**Direction**:
Please restate the following records word for word.

**Provided entries**:
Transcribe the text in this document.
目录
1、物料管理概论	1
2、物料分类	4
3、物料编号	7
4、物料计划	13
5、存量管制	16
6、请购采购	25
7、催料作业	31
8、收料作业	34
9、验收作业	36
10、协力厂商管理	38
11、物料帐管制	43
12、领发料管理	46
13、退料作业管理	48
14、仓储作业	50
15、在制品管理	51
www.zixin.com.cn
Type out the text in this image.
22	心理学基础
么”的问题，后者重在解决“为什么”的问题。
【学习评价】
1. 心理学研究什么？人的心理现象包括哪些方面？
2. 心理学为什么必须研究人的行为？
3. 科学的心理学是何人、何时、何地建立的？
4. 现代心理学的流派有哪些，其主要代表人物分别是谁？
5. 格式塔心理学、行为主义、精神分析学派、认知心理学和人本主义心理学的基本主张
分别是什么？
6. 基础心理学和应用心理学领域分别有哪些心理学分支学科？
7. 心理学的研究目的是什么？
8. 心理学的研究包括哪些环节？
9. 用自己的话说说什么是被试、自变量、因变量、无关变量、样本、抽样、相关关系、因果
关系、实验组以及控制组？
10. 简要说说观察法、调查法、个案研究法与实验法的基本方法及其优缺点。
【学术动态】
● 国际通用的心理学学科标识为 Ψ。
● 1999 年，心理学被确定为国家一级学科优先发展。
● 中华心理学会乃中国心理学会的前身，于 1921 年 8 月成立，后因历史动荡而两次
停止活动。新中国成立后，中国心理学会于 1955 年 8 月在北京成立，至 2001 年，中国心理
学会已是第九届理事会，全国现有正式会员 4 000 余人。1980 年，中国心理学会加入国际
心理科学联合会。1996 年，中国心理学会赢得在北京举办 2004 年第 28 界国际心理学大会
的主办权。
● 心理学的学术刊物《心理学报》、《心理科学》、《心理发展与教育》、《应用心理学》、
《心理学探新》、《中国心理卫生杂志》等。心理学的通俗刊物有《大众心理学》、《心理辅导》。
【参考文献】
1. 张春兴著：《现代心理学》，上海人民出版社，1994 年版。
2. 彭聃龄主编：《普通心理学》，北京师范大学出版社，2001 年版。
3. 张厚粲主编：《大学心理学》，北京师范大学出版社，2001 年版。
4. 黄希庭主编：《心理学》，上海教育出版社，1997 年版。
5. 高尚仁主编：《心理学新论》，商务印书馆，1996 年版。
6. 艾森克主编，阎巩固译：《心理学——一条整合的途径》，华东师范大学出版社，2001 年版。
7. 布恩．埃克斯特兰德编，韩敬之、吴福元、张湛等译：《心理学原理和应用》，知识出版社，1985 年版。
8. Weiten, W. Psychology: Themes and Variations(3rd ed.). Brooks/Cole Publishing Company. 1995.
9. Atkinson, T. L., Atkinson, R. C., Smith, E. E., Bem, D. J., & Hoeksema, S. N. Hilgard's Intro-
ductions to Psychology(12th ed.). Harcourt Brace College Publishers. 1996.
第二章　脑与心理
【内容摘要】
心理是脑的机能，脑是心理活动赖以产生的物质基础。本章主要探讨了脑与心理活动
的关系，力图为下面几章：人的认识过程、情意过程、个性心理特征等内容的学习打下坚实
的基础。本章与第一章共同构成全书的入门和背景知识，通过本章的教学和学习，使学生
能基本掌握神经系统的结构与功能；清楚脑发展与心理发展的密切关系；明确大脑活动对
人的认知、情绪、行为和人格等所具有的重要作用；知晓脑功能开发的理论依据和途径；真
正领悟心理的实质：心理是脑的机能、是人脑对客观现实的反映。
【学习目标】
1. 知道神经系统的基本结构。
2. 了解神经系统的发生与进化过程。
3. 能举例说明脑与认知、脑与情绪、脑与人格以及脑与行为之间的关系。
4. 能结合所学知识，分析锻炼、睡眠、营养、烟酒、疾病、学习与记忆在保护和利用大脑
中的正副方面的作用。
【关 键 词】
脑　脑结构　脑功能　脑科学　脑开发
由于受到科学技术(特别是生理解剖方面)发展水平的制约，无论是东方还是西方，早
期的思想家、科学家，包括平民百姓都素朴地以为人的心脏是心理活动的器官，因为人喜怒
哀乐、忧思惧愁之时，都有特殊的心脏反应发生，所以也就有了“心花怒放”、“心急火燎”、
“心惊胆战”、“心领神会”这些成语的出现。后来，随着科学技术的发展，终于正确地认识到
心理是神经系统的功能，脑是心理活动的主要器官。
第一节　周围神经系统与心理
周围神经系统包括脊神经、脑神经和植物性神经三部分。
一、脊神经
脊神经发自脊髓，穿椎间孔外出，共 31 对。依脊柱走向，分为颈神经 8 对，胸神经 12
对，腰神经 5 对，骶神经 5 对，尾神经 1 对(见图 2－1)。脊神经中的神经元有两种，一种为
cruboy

**Finished task**:
Transcribe the text in this document.
目录
1、物料管理概论	1
2、物料分类	4
3、物料编号	7
4、物料计划	13
5、存量管制	16
6、请购采购	25
7、催料作业	31
8、收料作业	34
9、验收作业	36
10、协力厂商管理	38
11、物料帐管制	43
12、领发料管理	46
13、退料作业管理	48
14、仓储作业	50
15、在制品管理	51
www.zixin.com.cn
Type out the text in this image.
22	心理学基础
么”的问题，后者重在解决“为什么”的问题。
【学习评价】
1. 心理学研究什么？人的心理现象包括哪些方面？
2. 心理学为什么必须研究人的行为？
3. 科学的心理学是何人、何时、何地建立的？
4. 现代心理学的流派有哪些，其主要代表人物分别是谁？
5. 格式塔心理学、行为主义、精神分析学派、认知心理学和人本主义心理学的基本主张
分别是什么？
6. 基础心理学和应用心理学领域分别有哪些心理学分支学科？
7. 心理学的研究目的是什么？
8. 心理学的研究包括哪些环节？
9. 用自己的话说说什么是被试、自变量、因变量、无关变量、样本、抽样、相关关系、因果
关系、实验组以及控制组？
10. 简要说说观察法、调查法、个案研究法与实验法的基本方法及其优缺点。
【学术动态】
● 国际通用的心理学学科标识为 Ψ。
● 1999 年，心理学被确定为国家一级学科优先发展。
● 中华心理学会乃中国心理学会的前身，于 1921 年 8 月成立，后因历史动荡而两次
停止活动。新中国成立后，中国心理学会于 1955 年 8 月在北京成立，至 2001 年，中国心理
学会已是第九届理事会，全国现有正式会员 4 000 余人。1980 年，中国心理学会加入国际
心理科学联合会。1996 年，中国心理学会赢得在北京举办 2004 年第 28 界国际心理学大会
的主办权。
● 心理学的学术刊物《心理学报》、《心理科学》、《心理发展与教育》、《应用心理学》、
《心理学探新》、《中国心理卫生杂志》等。心理学的通俗刊物有《大众心理学》、《心理辅导》。
【参考文献】
1. 张春兴著：《现代心理学》，上海人民出版社，1994 年版。
2. 彭聃龄主编：《普通心理学》，北京师范大学出版社，2001 年版。
3. 张厚粲主编：《大学心理学》，北京师范大学出版社，2001 年版。
4. 黄希庭主编：《心理学》，上海教育出版社，1997 年版。
5. 高尚仁主编：《心理学新论》，商务印书馆，1996 年版。
6. 艾森克主编，阎巩固译：《心理学——一条整合的途径》，华东师范大学出版社，2001 年版。
7. 布恩．埃克斯特兰德编，韩敬之、吴福元、张湛等译：《心理学原理和应用》，知识出版社，1985 年版。
8. Weiten, W. Psychology: Themes and Variations(3rd ed.). Brooks/Cole Publishing Company. 1995.
9. Atkinson, T. L., Atkinson, R. C., Smith, E. E., Bem, D. J., & Hoeksema, S. N. Hilgard's Intro-
ductions to Psychology(12th ed.). Harcourt Brace College Publishers. 1996.
第二章　脑与心理
【内容摘要】
心理是脑的机能，脑是心理活动赖以产生的物质基础。本章主要探讨了脑与心理活动
的关系，力图为下面几章：人的认识过程、情意过程、个性心理特征等内容的学习打下坚实
的基础。本章与第一章共同构成全书的入门和背景知识，通过本章的教学和学习，使学生
能基本掌握神经系统的结构与功能；清楚脑发展与心理发展的密切关系；明确大脑活动对
人的认知、情绪、行为和人格等所具有的重要作用；知晓脑功能开发的理论依据和途径；真
正领悟心理的实质：心理是脑的机能、是人脑对客观现实的反映。
【学习目标】
1. 知道神经系统的基本结构。
2. 了解神经系统的发生与进化过程。
3. 能举例说明脑与认知、脑与情绪、脑与人格以及脑与行为之间的关系。
4. 能结合所学知识，分析锻炼、睡眠、营养、烟酒、疾病、学习与记忆在保护和利用大脑
中的正副方面的作用。
【关 键 词】
脑　脑结构　脑功能　脑科学　脑开发
由于受到科学技术(特别是生理解剖方面)发展水平的制约，无论是东方还是西方，早
期的思想家、科学家，包括平民百姓都素朴地以为人的心脏是心理活动的器官，因为人喜怒
哀乐、忧思惧愁之时，都有特殊的心脏反应发生，所以也就有了“心花怒放”、“心急火燎”、
“心惊胆战”、“心领神会”这些成语的出现。后来，随着科学技术的发展，终于正确地认识到
心理是神经系统的功能，脑是心理活动的主要器官。
第一节　周围神经系统与心理
周围神经系统包括脊神经、脑神经和植物性神经三部分。
一、脊神经
脊神经发自脊髓，穿椎间孔外出，共 31 对。依脊柱走向，分为颈神经 8 对，胸神经 12
对，腰神经 5 对，骶神经 5 对，尾神经 1 对(见图 2－1)。脊神经中的神经元有两种，一种为
cruboy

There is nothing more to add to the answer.